* _REQUIRED WORK_: Go through the entries below and copy each line containing the word "plain".

* _INFORMATION SHOWN_:

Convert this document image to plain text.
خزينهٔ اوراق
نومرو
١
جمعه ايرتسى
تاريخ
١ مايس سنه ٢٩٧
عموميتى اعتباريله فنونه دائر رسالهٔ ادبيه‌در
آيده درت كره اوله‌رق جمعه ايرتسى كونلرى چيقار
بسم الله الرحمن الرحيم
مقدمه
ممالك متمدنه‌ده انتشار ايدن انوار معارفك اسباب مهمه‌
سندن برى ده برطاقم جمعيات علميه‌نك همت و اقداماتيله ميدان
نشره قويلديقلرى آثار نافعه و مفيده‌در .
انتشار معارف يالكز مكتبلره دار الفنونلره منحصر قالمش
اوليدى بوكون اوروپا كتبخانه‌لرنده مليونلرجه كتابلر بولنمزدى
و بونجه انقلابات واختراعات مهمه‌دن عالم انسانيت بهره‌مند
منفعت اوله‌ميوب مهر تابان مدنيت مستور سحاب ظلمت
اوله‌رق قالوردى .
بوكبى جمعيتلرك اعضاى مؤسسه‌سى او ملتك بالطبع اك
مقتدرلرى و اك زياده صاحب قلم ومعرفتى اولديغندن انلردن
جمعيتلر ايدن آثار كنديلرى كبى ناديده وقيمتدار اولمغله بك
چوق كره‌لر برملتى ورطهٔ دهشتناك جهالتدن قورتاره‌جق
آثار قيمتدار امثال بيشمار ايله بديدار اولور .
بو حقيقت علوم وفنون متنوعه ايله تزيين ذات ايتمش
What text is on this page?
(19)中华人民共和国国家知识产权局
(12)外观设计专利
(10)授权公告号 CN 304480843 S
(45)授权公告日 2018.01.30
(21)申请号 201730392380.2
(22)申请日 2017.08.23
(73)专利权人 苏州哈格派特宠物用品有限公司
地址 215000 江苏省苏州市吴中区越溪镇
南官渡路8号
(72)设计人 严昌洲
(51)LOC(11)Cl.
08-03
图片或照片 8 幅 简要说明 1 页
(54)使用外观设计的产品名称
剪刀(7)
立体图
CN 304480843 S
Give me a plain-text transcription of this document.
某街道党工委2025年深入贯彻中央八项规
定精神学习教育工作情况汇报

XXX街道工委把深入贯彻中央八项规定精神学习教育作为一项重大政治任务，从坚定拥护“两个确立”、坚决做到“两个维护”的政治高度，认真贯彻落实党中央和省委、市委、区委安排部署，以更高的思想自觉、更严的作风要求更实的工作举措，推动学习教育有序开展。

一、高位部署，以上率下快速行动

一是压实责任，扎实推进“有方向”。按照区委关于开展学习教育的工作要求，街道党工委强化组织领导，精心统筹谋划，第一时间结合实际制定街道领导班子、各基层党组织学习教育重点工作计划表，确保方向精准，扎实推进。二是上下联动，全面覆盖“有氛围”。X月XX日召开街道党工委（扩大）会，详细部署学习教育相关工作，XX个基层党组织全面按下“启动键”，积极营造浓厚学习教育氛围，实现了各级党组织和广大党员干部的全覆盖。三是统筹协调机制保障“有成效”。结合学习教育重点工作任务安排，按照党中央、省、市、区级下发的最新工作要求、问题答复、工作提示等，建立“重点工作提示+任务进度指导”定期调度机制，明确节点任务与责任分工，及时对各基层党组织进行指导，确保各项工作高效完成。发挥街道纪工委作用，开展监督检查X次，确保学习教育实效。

* _COMPLETED EXERCISE_:
Convert this document image to plain text.
Give me a plain-text transcription of this document.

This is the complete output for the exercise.